** Begin **

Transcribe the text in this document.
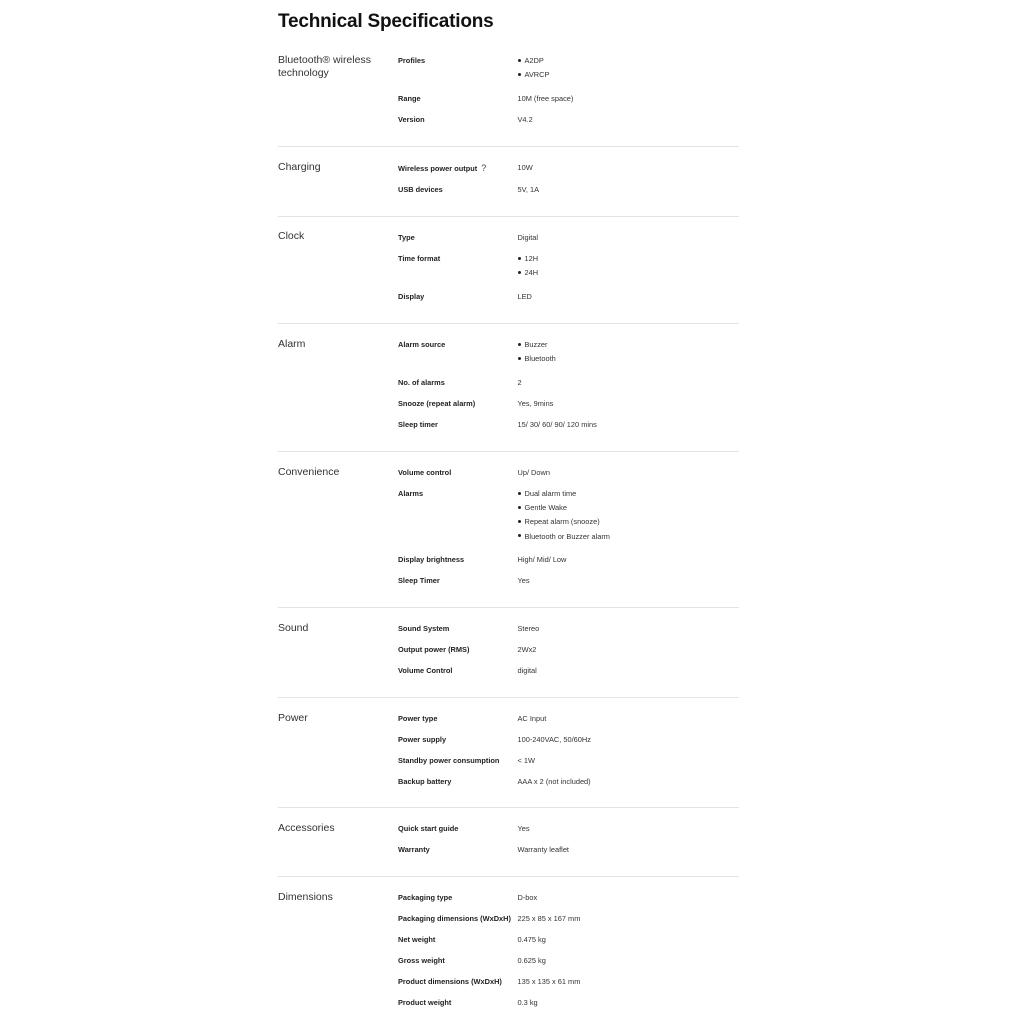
Technical Specifications
Bluetooth® wireless technology
Profiles	A2DP
AVRCP
Range	10M (free space)
Version	V4.2
Charging	Wireless power output ?	10W
USB devices	5V, 1A
Clock	Type	Digital
Time format	12H
24H
Display	LED
Alarm	Alarm source	Buzzer
Bluetooth
No. of alarms	2
Snooze (repeat alarm)	Yes, 9mins
Sleep timer	15/ 30/ 60/ 90/ 120 mins
Convenience	Volume control	Up/ Down
Alarms	Dual alarm time
Gentle Wake
Repeat alarm (snooze)
Bluetooth or Buzzer alarm
Display brightness	High/ Mid/ Low
Sleep Timer	Yes
Sound	Sound System	Stereo
Output power (RMS)	2Wx2
Volume Control	digital
Power	Power type	AC Input
Power supply	100-240VAC, 50/60Hz
Standby power consumption	< 1W
Backup battery	AAA x 2 (not included)
Accessories	Quick start guide	Yes
Warranty	Warranty leaflet
Dimensions	Packaging type	D-box
Packaging dimensions (WxDxH) 225 x 85 x 167 mm
Net weight	0.475 kg
Gross weight	0.625 kg
Product dimensions (WxDxH)	135 x 135 x 61 mm
Product weight	0.3 kg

** End **

Select the lines from the entries that include the word "WxDxH".

Packaging dimensions (WxDxH) 225 x 85 x 167 mm
Product dimensions (WxDxH)	135 x 135 x 61 mm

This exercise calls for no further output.